═════ Data in this exercise

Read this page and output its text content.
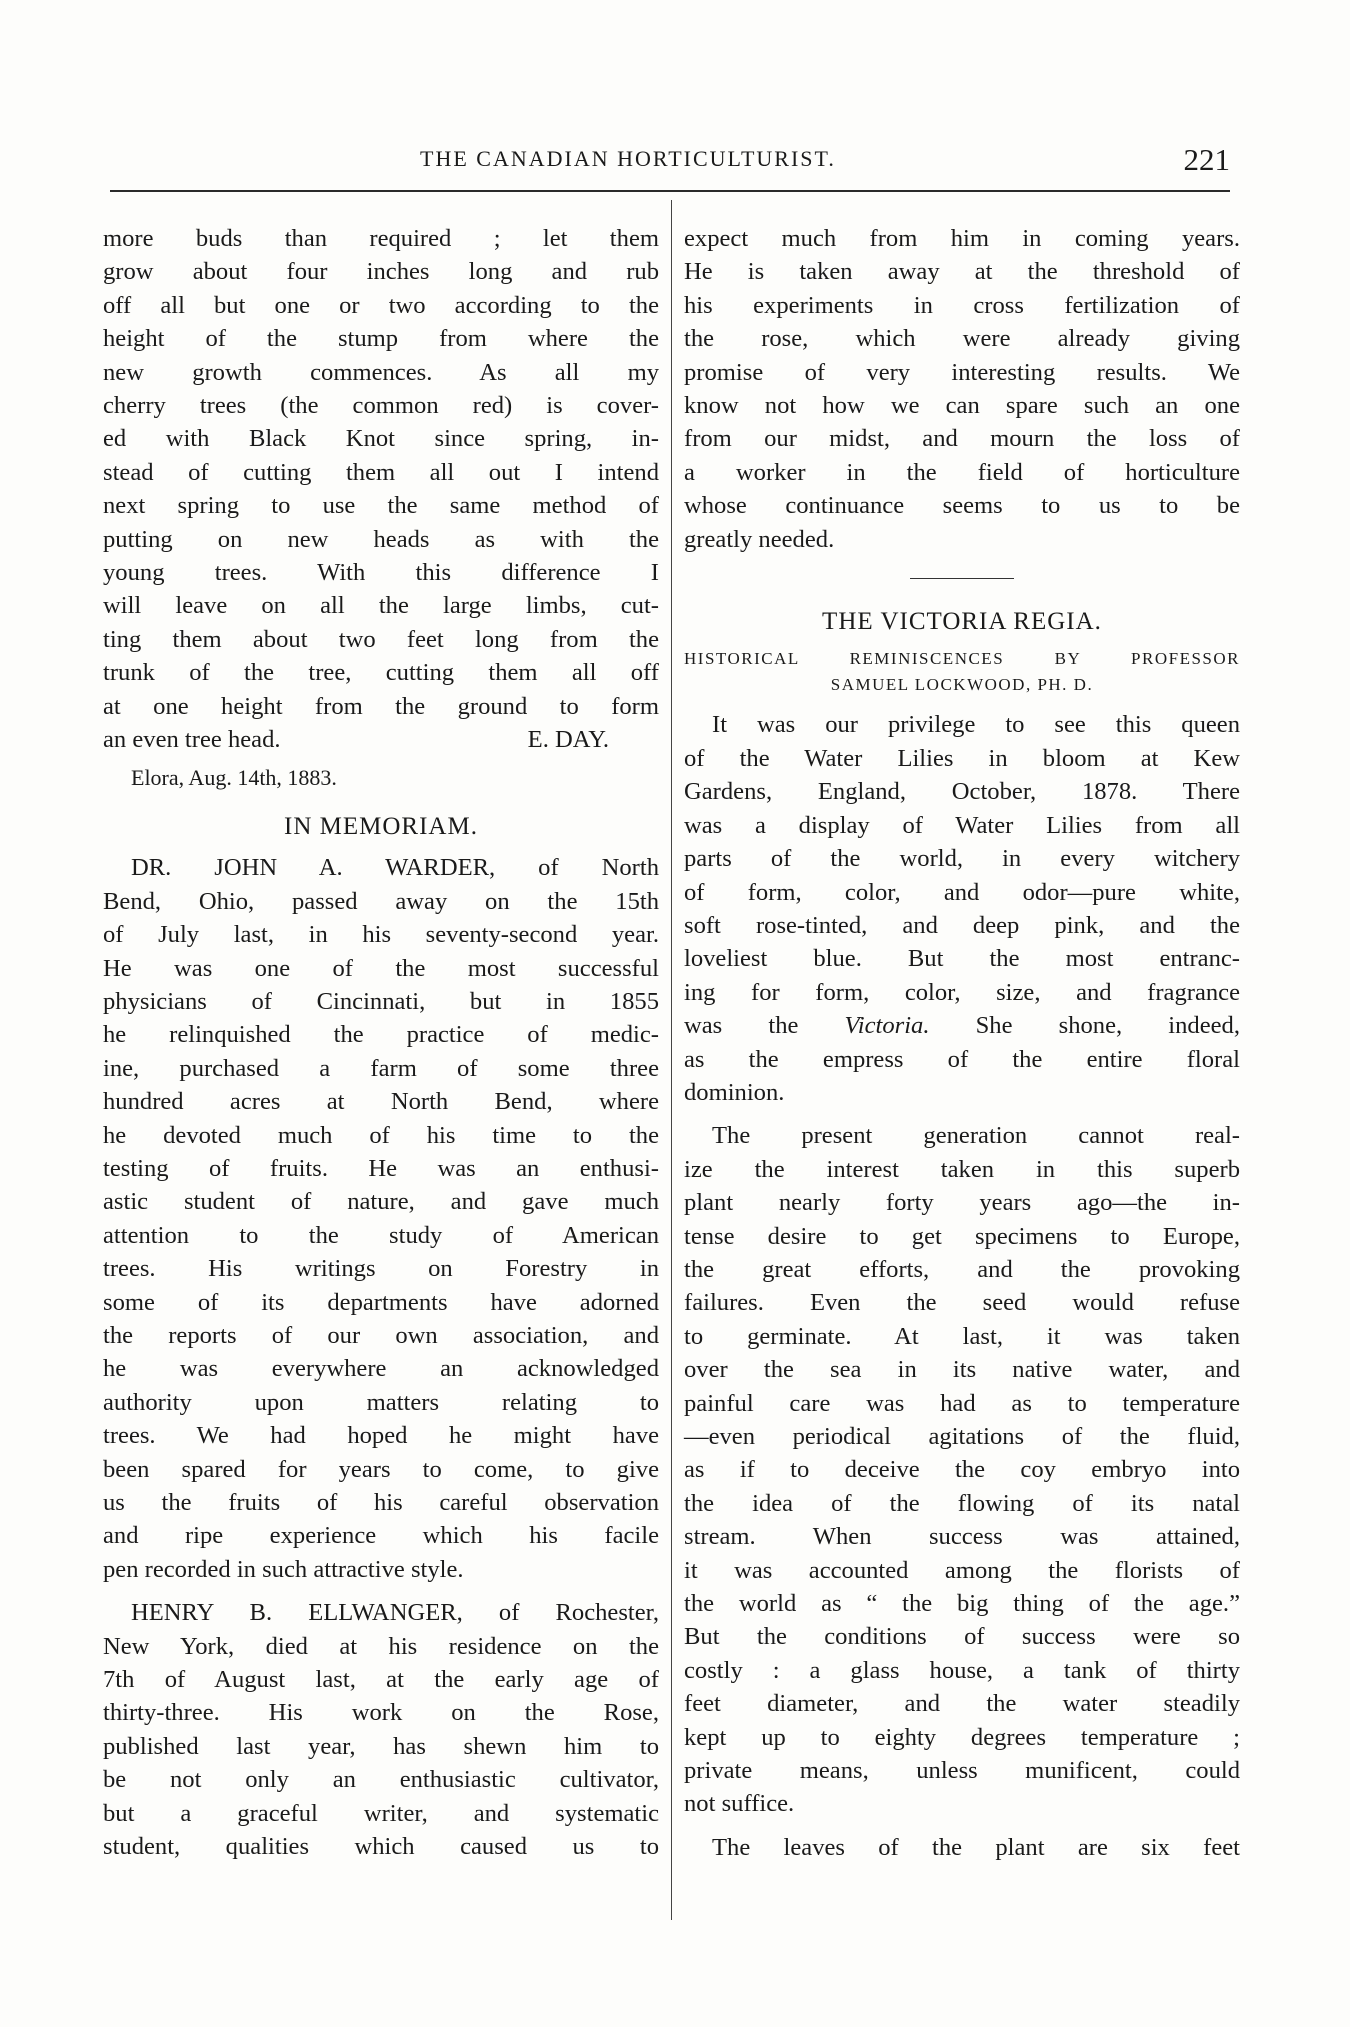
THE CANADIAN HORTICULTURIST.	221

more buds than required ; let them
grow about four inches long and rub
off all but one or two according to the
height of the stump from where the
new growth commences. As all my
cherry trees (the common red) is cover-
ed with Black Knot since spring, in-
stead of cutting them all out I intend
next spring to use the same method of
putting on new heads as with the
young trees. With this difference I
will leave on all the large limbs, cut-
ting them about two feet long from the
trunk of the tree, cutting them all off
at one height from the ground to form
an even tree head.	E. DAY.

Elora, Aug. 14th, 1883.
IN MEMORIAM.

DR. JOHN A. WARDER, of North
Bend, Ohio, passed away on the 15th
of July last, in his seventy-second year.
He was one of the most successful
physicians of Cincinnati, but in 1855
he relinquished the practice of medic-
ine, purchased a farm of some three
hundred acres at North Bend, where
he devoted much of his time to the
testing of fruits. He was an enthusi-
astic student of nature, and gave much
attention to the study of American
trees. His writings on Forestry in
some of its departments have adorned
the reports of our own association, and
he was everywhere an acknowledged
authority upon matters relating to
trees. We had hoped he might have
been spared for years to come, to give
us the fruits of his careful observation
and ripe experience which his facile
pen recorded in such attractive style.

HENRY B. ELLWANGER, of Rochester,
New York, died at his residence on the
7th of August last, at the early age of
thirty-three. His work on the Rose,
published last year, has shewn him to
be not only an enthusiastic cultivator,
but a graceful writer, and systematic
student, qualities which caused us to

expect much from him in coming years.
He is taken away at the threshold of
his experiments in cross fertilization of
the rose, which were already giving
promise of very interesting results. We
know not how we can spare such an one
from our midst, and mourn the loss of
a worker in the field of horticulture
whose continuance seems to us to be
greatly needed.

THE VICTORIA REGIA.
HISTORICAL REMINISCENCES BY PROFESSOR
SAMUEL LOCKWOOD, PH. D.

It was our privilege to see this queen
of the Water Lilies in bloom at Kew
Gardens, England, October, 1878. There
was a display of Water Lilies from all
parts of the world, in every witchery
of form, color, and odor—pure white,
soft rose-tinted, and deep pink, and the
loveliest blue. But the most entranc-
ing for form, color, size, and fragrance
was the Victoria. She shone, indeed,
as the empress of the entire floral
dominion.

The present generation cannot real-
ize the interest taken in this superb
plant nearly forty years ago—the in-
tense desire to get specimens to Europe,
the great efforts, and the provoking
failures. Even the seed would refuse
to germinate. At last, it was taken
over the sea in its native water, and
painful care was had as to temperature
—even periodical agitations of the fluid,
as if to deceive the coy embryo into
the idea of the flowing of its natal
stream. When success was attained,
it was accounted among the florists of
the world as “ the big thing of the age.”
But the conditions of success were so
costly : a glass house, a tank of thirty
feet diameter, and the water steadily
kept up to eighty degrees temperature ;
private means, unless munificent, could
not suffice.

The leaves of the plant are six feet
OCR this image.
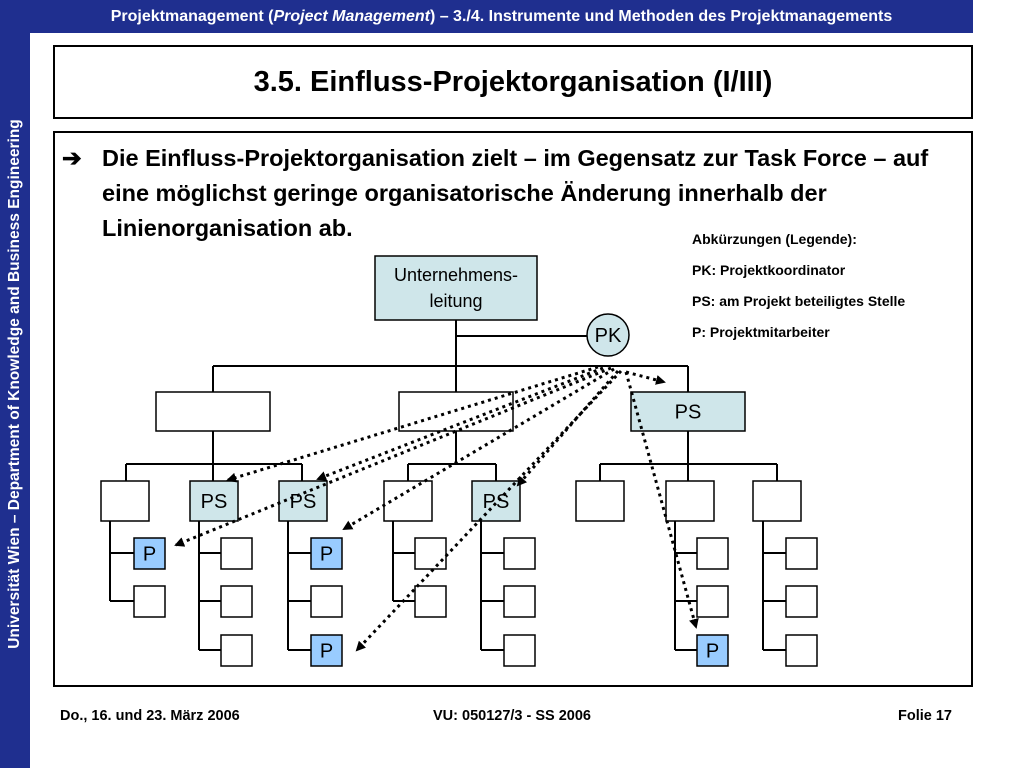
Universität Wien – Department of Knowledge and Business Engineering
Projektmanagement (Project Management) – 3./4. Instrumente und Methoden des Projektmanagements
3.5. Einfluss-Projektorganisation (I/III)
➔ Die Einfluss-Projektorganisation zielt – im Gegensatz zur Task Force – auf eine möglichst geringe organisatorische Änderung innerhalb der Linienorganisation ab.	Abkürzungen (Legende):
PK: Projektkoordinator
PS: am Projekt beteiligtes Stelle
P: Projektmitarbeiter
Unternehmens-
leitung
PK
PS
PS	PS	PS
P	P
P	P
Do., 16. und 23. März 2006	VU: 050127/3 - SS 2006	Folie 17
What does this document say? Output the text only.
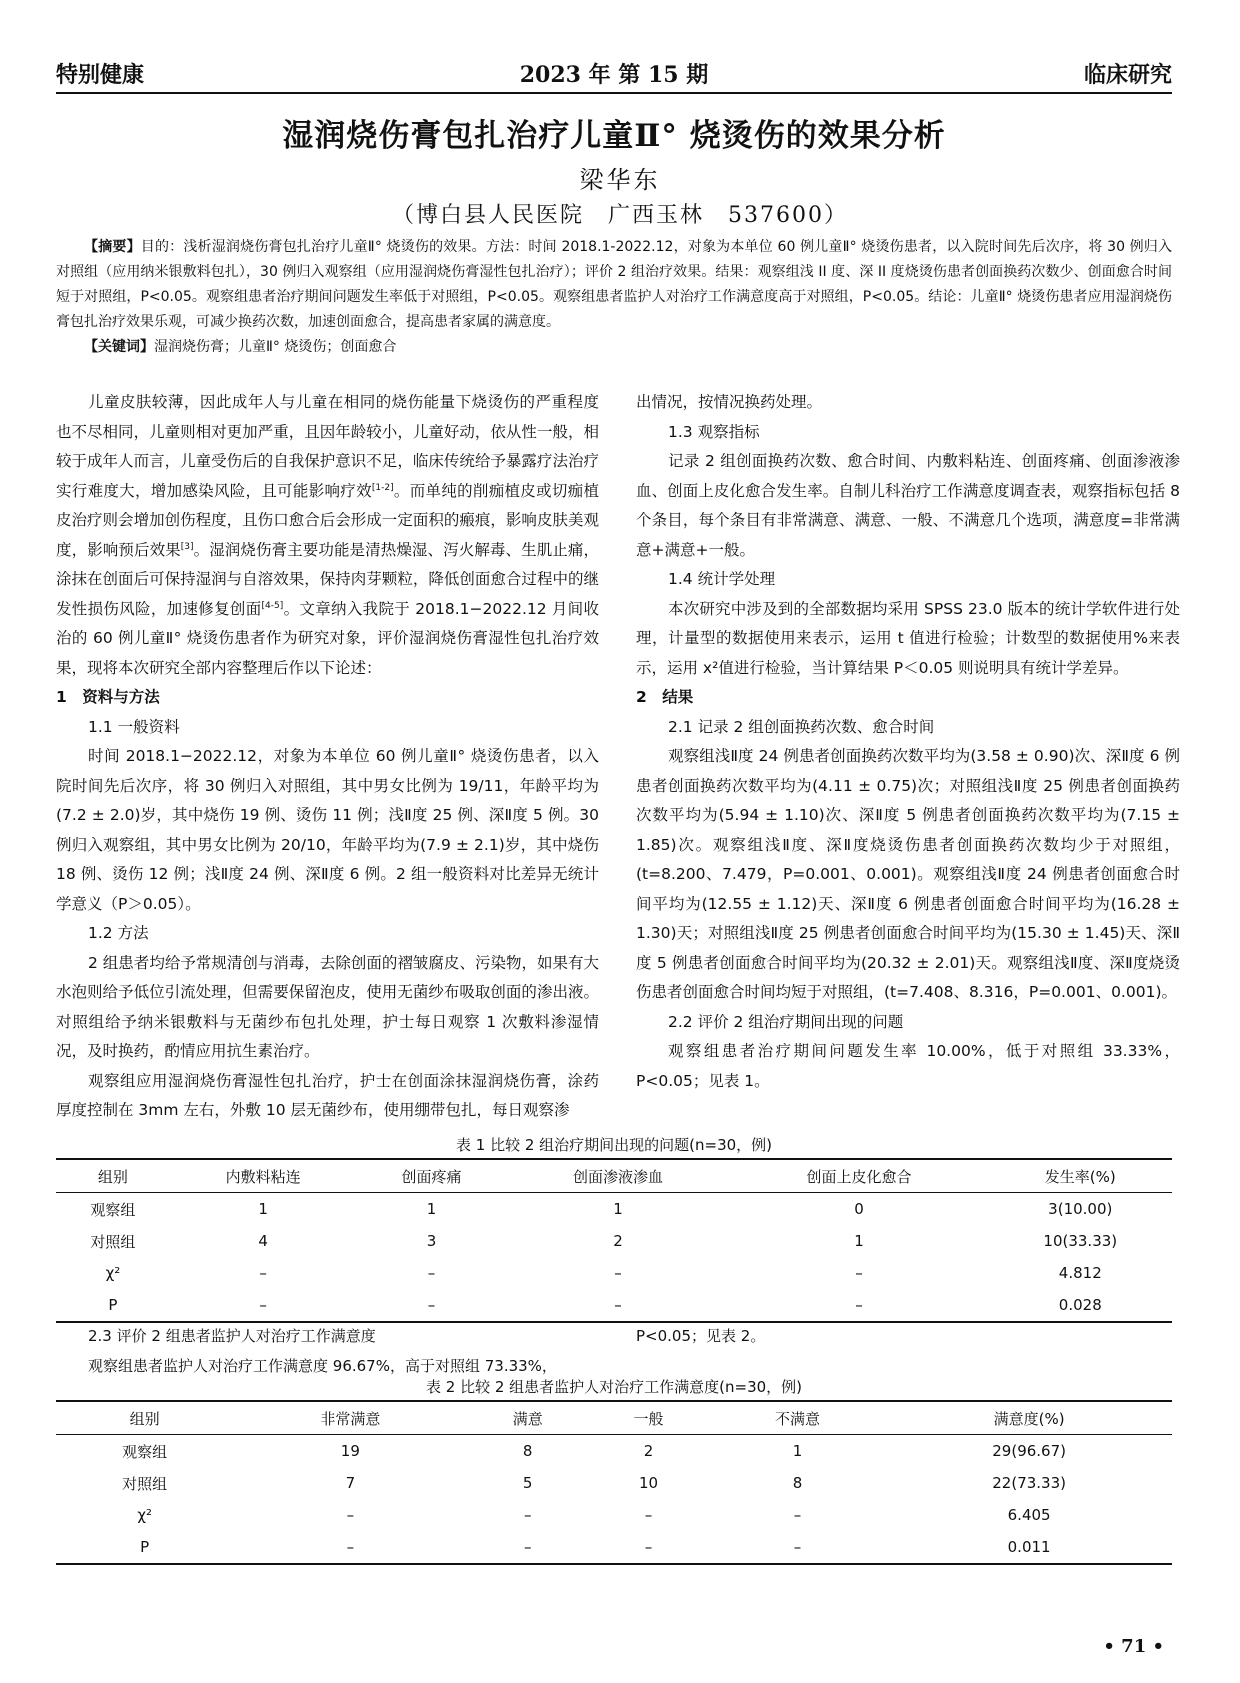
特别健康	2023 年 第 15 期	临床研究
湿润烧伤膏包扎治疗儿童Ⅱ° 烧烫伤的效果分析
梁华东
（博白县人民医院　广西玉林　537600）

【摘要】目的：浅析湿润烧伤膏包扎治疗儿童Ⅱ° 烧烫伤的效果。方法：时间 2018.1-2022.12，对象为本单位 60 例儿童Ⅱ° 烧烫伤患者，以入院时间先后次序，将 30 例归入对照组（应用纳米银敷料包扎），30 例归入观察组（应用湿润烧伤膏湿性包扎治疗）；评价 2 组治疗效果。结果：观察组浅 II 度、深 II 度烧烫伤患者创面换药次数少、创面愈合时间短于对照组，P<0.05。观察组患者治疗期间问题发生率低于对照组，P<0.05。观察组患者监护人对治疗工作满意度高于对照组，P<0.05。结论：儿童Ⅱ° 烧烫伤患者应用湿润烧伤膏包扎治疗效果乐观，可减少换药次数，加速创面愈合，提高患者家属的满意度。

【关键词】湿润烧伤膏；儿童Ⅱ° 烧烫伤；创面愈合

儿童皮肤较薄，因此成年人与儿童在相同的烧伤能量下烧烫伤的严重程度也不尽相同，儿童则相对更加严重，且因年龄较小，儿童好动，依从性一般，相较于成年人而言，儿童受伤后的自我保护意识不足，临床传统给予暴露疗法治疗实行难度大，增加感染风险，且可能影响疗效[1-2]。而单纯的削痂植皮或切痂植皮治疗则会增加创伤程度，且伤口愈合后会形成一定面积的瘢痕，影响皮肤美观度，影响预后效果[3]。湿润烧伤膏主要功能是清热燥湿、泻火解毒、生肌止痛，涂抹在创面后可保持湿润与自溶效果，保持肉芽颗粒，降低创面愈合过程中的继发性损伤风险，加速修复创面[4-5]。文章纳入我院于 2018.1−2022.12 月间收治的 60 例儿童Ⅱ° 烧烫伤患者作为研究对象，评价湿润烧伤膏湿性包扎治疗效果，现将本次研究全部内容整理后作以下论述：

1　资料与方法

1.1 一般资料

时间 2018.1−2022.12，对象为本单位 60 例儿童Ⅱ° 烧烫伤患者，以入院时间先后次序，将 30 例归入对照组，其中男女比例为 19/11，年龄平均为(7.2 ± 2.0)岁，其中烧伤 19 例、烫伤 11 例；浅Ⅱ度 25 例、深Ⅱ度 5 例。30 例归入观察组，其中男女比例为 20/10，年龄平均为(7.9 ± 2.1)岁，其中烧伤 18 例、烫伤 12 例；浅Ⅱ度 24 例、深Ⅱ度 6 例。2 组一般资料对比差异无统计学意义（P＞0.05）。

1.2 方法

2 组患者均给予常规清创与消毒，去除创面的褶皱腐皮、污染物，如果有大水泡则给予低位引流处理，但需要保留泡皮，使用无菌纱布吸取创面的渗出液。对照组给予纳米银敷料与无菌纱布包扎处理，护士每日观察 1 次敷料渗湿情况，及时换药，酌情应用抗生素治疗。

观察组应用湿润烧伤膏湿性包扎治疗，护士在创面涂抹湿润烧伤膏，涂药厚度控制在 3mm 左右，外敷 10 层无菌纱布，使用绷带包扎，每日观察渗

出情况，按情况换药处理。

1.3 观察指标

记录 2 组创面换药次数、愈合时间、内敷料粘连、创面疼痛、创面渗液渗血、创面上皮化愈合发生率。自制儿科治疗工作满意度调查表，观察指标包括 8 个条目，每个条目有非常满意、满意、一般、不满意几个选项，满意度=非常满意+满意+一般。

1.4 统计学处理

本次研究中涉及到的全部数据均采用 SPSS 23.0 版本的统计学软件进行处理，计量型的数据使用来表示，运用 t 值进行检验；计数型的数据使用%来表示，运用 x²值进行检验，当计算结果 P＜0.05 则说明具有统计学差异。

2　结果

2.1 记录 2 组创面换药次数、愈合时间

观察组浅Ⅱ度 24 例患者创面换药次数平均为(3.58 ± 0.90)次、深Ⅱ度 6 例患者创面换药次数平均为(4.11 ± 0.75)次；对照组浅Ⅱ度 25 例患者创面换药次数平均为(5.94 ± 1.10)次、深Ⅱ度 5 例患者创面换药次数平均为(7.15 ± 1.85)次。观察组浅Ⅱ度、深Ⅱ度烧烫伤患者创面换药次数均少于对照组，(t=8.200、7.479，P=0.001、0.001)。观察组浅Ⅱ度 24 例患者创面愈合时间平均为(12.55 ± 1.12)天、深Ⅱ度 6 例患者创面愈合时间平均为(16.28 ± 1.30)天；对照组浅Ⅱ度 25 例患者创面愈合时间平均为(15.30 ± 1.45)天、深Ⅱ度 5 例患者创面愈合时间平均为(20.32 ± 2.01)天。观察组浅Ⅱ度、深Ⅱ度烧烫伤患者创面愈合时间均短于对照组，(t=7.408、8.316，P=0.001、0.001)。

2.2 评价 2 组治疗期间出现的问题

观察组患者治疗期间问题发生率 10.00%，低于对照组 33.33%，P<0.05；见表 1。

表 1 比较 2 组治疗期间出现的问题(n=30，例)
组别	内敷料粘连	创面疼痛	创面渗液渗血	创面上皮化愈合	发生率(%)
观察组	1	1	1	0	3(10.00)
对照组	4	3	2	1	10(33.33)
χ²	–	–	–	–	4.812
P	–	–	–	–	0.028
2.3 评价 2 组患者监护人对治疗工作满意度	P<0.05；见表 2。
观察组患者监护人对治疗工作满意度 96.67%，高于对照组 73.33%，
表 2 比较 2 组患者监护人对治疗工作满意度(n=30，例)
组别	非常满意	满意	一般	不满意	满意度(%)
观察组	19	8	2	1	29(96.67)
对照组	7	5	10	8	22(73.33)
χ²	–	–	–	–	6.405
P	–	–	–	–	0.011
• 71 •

══════════

> _What is asked_:
Search the entries for the word "have", then list each line that holds it.

> _Task solution_:
some of its departments have adorned
trees. We had hoped he might have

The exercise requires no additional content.